▸ **Instructions for the task**: Gather all lines from the material that contain the word "time".

▸ **Rows**:

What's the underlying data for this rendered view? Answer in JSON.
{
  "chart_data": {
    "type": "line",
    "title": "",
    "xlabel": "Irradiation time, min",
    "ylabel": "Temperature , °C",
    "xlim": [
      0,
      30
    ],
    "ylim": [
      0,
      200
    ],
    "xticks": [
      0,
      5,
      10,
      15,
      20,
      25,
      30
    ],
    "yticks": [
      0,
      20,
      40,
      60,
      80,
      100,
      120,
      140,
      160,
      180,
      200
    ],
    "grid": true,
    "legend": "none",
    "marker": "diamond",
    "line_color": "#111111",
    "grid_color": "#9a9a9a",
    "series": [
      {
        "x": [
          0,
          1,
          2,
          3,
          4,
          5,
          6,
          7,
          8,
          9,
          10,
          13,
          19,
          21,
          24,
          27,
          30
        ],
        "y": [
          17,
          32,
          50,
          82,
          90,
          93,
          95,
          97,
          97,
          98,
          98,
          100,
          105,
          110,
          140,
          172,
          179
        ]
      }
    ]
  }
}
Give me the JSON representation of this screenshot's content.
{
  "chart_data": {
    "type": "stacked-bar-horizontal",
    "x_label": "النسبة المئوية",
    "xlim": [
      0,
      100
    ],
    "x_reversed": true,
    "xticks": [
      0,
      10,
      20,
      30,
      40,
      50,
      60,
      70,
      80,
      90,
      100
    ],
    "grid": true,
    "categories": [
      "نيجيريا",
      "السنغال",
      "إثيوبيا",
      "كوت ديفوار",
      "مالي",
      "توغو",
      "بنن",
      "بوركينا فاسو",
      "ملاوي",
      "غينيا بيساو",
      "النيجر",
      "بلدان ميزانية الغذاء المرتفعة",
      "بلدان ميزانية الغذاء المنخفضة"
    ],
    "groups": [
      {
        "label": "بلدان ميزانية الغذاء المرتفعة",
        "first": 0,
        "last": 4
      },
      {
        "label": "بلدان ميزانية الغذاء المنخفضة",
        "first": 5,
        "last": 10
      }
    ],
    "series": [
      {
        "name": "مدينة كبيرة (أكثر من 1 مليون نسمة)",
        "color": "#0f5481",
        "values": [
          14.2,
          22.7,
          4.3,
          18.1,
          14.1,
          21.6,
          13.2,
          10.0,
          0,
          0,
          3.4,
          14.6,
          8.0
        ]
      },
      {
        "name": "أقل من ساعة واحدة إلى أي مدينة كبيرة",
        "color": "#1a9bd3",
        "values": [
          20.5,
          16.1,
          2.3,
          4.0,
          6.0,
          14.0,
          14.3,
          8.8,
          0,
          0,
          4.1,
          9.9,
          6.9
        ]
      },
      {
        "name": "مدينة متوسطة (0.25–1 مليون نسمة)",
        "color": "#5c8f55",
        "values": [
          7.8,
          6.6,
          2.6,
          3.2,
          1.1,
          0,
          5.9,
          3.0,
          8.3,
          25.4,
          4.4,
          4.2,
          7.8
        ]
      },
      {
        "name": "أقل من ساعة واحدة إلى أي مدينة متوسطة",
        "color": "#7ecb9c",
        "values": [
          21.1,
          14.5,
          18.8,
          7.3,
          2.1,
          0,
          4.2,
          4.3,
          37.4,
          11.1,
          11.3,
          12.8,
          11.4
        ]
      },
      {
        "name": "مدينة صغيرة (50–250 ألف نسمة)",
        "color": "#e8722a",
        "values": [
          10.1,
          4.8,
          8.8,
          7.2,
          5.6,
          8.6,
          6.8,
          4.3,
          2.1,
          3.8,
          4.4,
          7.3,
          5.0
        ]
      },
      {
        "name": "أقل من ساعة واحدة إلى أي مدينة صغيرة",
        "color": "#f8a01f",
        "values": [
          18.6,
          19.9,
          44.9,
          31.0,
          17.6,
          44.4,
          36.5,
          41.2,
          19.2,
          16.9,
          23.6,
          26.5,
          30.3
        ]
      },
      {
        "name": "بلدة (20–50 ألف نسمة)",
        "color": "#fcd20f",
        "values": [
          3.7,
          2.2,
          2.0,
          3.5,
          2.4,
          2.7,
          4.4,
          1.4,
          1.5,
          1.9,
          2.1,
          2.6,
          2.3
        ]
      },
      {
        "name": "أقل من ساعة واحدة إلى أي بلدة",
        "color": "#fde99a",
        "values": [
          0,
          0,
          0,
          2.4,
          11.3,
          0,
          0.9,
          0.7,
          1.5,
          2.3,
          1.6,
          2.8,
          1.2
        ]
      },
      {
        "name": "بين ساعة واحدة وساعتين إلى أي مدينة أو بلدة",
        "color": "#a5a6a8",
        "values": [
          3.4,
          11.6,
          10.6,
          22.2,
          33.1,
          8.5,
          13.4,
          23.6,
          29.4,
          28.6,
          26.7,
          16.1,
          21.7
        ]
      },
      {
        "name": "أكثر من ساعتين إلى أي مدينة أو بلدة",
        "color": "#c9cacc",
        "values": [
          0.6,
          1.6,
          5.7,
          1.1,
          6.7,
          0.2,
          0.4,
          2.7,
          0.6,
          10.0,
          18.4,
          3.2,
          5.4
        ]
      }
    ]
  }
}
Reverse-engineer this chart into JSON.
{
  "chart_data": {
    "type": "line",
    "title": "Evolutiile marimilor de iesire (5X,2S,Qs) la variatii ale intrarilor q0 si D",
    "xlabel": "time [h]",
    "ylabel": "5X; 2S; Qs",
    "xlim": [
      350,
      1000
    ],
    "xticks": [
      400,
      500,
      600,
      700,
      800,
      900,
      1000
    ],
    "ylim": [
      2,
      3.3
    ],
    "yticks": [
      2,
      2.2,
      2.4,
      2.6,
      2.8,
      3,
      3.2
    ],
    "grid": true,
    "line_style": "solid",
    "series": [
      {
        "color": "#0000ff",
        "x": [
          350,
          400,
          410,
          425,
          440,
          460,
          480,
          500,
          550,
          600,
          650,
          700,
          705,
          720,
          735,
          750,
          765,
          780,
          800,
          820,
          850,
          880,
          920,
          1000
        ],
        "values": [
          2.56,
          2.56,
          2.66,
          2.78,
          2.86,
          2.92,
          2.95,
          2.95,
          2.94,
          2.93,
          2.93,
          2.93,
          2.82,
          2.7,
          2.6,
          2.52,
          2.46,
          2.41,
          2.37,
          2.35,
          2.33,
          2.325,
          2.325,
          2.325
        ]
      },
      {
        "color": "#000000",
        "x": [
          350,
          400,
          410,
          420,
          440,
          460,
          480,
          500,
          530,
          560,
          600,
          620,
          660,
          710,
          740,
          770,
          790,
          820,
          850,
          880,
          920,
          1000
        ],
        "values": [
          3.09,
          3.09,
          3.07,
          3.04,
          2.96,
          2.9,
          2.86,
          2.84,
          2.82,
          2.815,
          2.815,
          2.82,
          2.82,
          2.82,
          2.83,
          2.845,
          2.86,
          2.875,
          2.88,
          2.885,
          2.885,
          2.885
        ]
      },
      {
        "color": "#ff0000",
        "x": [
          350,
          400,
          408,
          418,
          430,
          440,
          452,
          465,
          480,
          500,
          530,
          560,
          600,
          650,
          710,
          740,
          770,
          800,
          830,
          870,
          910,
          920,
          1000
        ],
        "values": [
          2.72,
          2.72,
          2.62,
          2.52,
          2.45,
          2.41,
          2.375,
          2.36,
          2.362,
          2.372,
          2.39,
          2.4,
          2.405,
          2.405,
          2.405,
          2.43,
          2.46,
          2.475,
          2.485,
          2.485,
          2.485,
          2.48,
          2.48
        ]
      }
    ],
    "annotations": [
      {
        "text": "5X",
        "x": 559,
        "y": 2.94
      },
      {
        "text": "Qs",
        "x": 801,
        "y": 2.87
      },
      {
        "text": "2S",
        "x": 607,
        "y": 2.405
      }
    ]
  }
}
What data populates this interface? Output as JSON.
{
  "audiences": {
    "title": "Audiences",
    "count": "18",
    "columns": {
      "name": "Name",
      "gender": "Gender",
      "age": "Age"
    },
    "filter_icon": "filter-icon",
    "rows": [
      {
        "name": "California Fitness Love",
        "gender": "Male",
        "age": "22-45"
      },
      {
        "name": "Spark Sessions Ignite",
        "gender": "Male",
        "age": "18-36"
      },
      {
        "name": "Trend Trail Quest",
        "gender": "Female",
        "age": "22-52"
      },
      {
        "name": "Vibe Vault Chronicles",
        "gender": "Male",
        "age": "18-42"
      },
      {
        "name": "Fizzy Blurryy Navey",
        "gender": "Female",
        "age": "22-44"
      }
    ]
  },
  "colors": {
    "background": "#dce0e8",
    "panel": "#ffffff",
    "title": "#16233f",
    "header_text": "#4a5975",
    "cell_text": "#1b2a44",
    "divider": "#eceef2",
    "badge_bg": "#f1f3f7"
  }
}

▸ **Response to this exercise**:
    "xlabel": "Irradiation time, min",
    "xlabel": "time [h]",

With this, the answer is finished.